EXERCISE GOAL: Below are the records to transcribe exactly; do not include any images.
++++ DATA EXTRACTS ++++
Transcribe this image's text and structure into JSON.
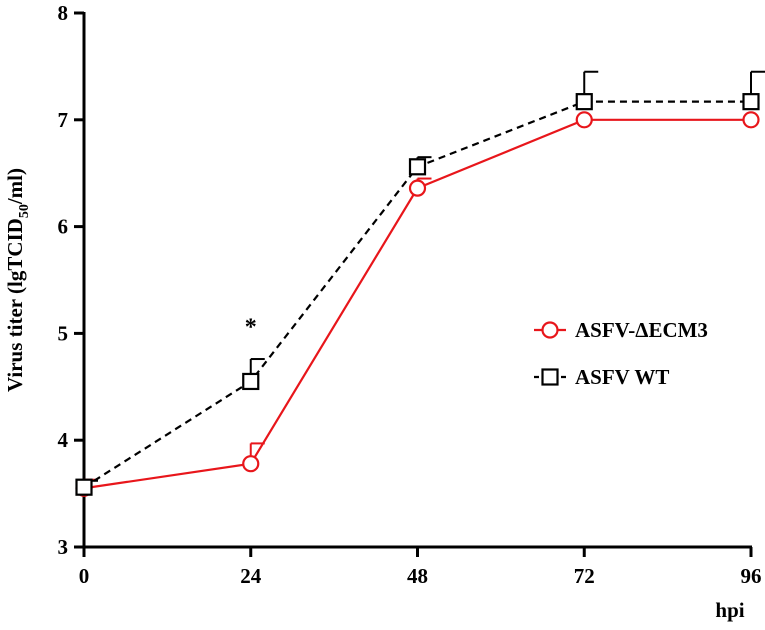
{
  "chart_data": {
    "type": "line",
    "title": "",
    "xlabel": "hpi",
    "ylabel": {
      "main": "Virus titer (lgTCID",
      "sub": "50",
      "tail": "/ml)"
    },
    "x": [
      0,
      24,
      48,
      72,
      96
    ],
    "xticks": [
      "0",
      "24",
      "48",
      "72",
      "96"
    ],
    "yticks": [
      "3",
      "4",
      "5",
      "6",
      "7",
      "8"
    ],
    "xlim": [
      0,
      96
    ],
    "ylim": [
      3,
      8
    ],
    "grid": false,
    "legend_position": "right",
    "series": [
      {
        "name": "ASFV-ΔECM3",
        "color": "#e8161b",
        "marker": "circle",
        "line_style": "solid",
        "values": [
          3.55,
          3.78,
          6.36,
          7.0,
          7.0
        ],
        "error_upper": [
          3.63,
          3.97,
          6.45,
          7.0,
          7.0
        ]
      },
      {
        "name": "ASFV WT",
        "color": "#000000",
        "marker": "square",
        "line_style": "dashed",
        "values": [
          3.56,
          4.55,
          6.56,
          7.17,
          7.17
        ],
        "error_upper": [
          3.62,
          4.76,
          6.65,
          7.45,
          7.45
        ]
      }
    ],
    "annotations": [
      {
        "text": "*",
        "x": 24,
        "y": 5.12
      }
    ]
  }
}
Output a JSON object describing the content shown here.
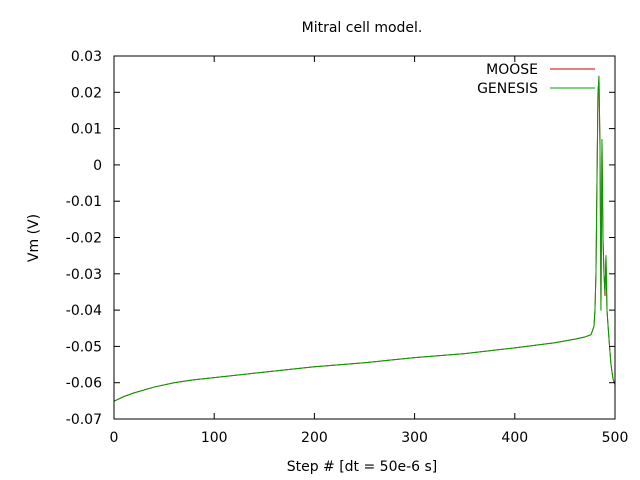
{
  "chart_data": {
    "type": "line",
    "title": "Mitral cell model.",
    "xlabel": "Step # [dt = 50e-6 s]",
    "ylabel": "Vm (V)",
    "xlim": [
      0,
      500
    ],
    "ylim": [
      -0.07,
      0.03
    ],
    "x_ticks": [
      "0",
      "100",
      "200",
      "300",
      "400",
      "500"
    ],
    "y_ticks": [
      "-0.07",
      "-0.06",
      "-0.05",
      "-0.04",
      "-0.03",
      "-0.02",
      "-0.01",
      "0",
      "0.01",
      "0.02",
      "0.03"
    ],
    "grid": false,
    "legend_position": "top-right",
    "series": [
      {
        "name": "MOOSE",
        "color": "#cc0000",
        "x": [
          0,
          10,
          20,
          40,
          60,
          80,
          100,
          150,
          200,
          250,
          300,
          350,
          400,
          440,
          460,
          470,
          476,
          479,
          480,
          481,
          482,
          483,
          484,
          485,
          486,
          487,
          488,
          489,
          490,
          491,
          492,
          494,
          496,
          498,
          500
        ],
        "y": [
          -0.0651,
          -0.0638,
          -0.0628,
          -0.0612,
          -0.06,
          -0.0592,
          -0.0586,
          -0.0571,
          -0.0556,
          -0.0545,
          -0.0531,
          -0.052,
          -0.0504,
          -0.049,
          -0.048,
          -0.0474,
          -0.0468,
          -0.0445,
          -0.04,
          -0.03,
          -0.005,
          0.02,
          0.024,
          0.005,
          -0.04,
          0.007,
          -0.02,
          -0.03,
          -0.036,
          -0.025,
          -0.04,
          -0.048,
          -0.055,
          -0.059,
          -0.0605
        ]
      },
      {
        "name": "GENESIS",
        "color": "#00a000",
        "x": [
          0,
          10,
          20,
          40,
          60,
          80,
          100,
          150,
          200,
          250,
          300,
          350,
          400,
          440,
          460,
          470,
          476,
          479,
          480,
          481,
          482,
          483,
          484,
          485,
          486,
          487,
          488,
          489,
          490,
          491,
          492,
          494,
          496,
          498,
          500
        ],
        "y": [
          -0.0651,
          -0.0638,
          -0.0628,
          -0.0612,
          -0.06,
          -0.0592,
          -0.0586,
          -0.0571,
          -0.0556,
          -0.0545,
          -0.0531,
          -0.052,
          -0.0504,
          -0.049,
          -0.048,
          -0.0474,
          -0.0468,
          -0.0445,
          -0.04,
          -0.03,
          -0.005,
          0.02,
          0.0245,
          0.006,
          -0.04,
          0.007,
          -0.02,
          -0.03,
          -0.035,
          -0.025,
          -0.04,
          -0.048,
          -0.055,
          -0.059,
          -0.0605
        ]
      }
    ]
  }
}
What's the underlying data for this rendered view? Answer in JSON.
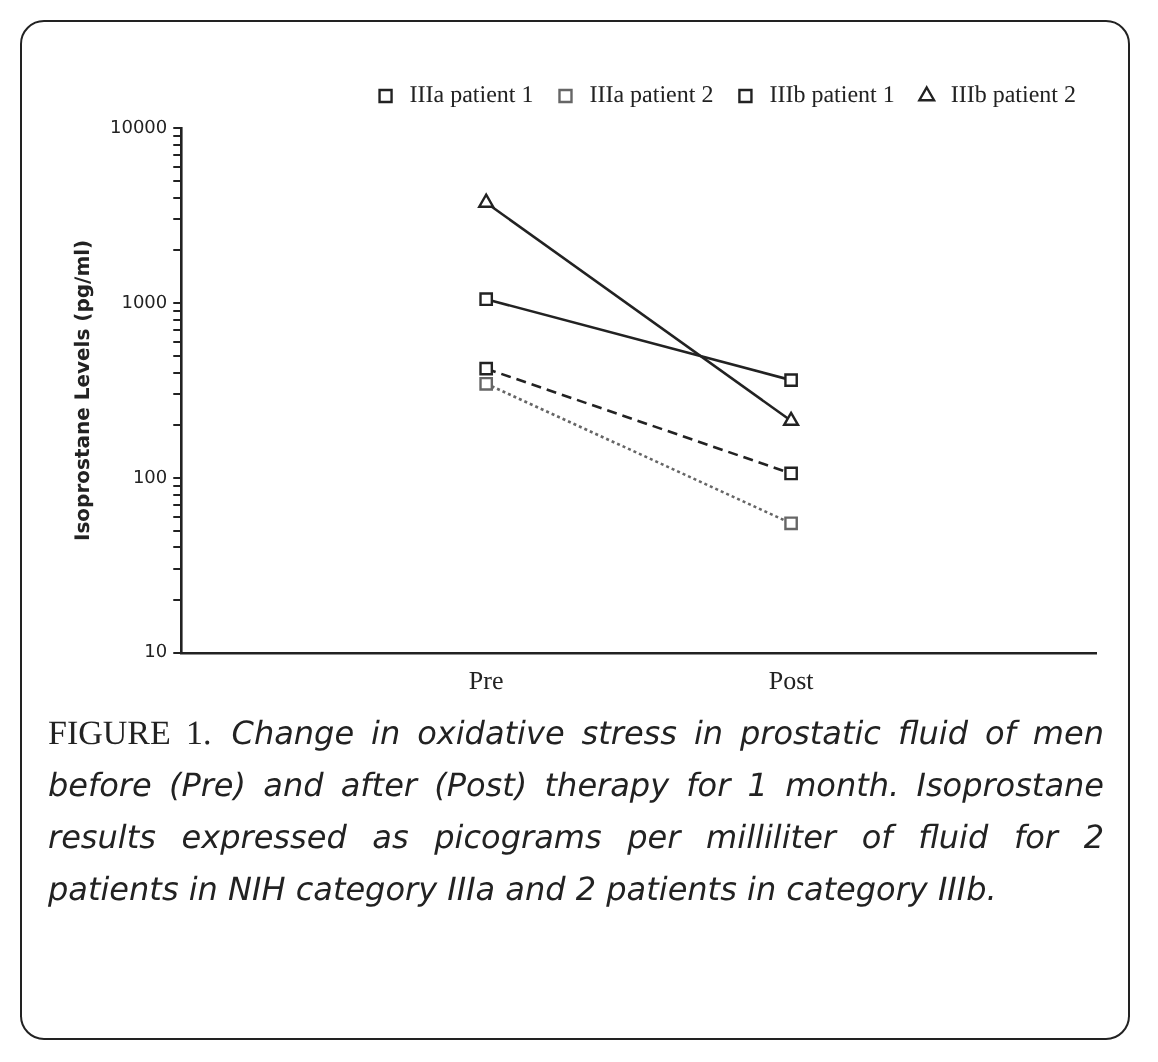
++++
ANSWER SECTION:
Transcribe this image's text and structure into JSON.
{
  "chart_data": {
    "type": "line",
    "title": "",
    "xlabel": "hpi",
    "ylabel": {
      "main": "Virus titer (lgTCID",
      "sub": "50",
      "tail": "/ml)"
    },
    "x": [
      0,
      24,
      48,
      72,
      96
    ],
    "xticks": [
      "0",
      "24",
      "48",
      "72",
      "96"
    ],
    "yticks": [
      "3",
      "4",
      "5",
      "6",
      "7",
      "8"
    ],
    "xlim": [
      0,
      96
    ],
    "ylim": [
      3,
      8
    ],
    "grid": false,
    "legend_position": "right",
    "series": [
      {
        "name": "ASFV-ΔECM3",
        "color": "#e8161b",
        "marker": "circle",
        "line_style": "solid",
        "values": [
          3.55,
          3.78,
          6.36,
          7.0,
          7.0
        ],
        "error_upper": [
          3.63,
          3.97,
          6.45,
          7.0,
          7.0
        ]
      },
      {
        "name": "ASFV WT",
        "color": "#000000",
        "marker": "square",
        "line_style": "dashed",
        "values": [
          3.56,
          4.55,
          6.56,
          7.17,
          7.17
        ],
        "error_upper": [
          3.62,
          4.76,
          6.65,
          7.45,
          7.45
        ]
      }
    ],
    "annotations": [
      {
        "text": "*",
        "x": 24,
        "y": 5.12
      }
    ]
  }
}
Output a JSON object describing the content shown here.
{
  "chart_data": {
    "type": "line",
    "title": "Mitral cell model.",
    "xlabel": "Step # [dt = 50e-6 s]",
    "ylabel": "Vm (V)",
    "xlim": [
      0,
      500
    ],
    "ylim": [
      -0.07,
      0.03
    ],
    "x_ticks": [
      "0",
      "100",
      "200",
      "300",
      "400",
      "500"
    ],
    "y_ticks": [
      "-0.07",
      "-0.06",
      "-0.05",
      "-0.04",
      "-0.03",
      "-0.02",
      "-0.01",
      "0",
      "0.01",
      "0.02",
      "0.03"
    ],
    "grid": false,
    "legend_position": "top-right",
    "series": [
      {
        "name": "MOOSE",
        "color": "#cc0000",
        "x": [
          0,
          10,
          20,
          40,
          60,
          80,
          100,
          150,
          200,
          250,
          300,
          350,
          400,
          440,
          460,
          470,
          476,
          479,
          480,
          481,
          482,
          483,
          484,
          485,
          486,
          487,
          488,
          489,
          490,
          491,
          492,
          494,
          496,
          498,
          500
        ],
        "y": [
          -0.0651,
          -0.0638,
          -0.0628,
          -0.0612,
          -0.06,
          -0.0592,
          -0.0586,
          -0.0571,
          -0.0556,
          -0.0545,
          -0.0531,
          -0.052,
          -0.0504,
          -0.049,
          -0.048,
          -0.0474,
          -0.0468,
          -0.0445,
          -0.04,
          -0.03,
          -0.005,
          0.02,
          0.024,
          0.005,
          -0.04,
          0.007,
          -0.02,
          -0.03,
          -0.036,
          -0.025,
          -0.04,
          -0.048,
          -0.055,
          -0.059,
          -0.0605
        ]
      },
      {
        "name": "GENESIS",
        "color": "#00a000",
        "x": [
          0,
          10,
          20,
          40,
          60,
          80,
          100,
          150,
          200,
          250,
          300,
          350,
          400,
          440,
          460,
          470,
          476,
          479,
          480,
          481,
          482,
          483,
          484,
          485,
          486,
          487,
          488,
          489,
          490,
          491,
          492,
          494,
          496,
          498,
          500
        ],
        "y": [
          -0.0651,
          -0.0638,
          -0.0628,
          -0.0612,
          -0.06,
          -0.0592,
          -0.0586,
          -0.0571,
          -0.0556,
          -0.0545,
          -0.0531,
          -0.052,
          -0.0504,
          -0.049,
          -0.048,
          -0.0474,
          -0.0468,
          -0.0445,
          -0.04,
          -0.03,
          -0.005,
          0.02,
          0.0245,
          0.006,
          -0.04,
          0.007,
          -0.02,
          -0.03,
          -0.035,
          -0.025,
          -0.04,
          -0.048,
          -0.055,
          -0.059,
          -0.0605
        ]
      }
    ]
  }
}
What's the underlying data for this rendered view? Answer in JSON.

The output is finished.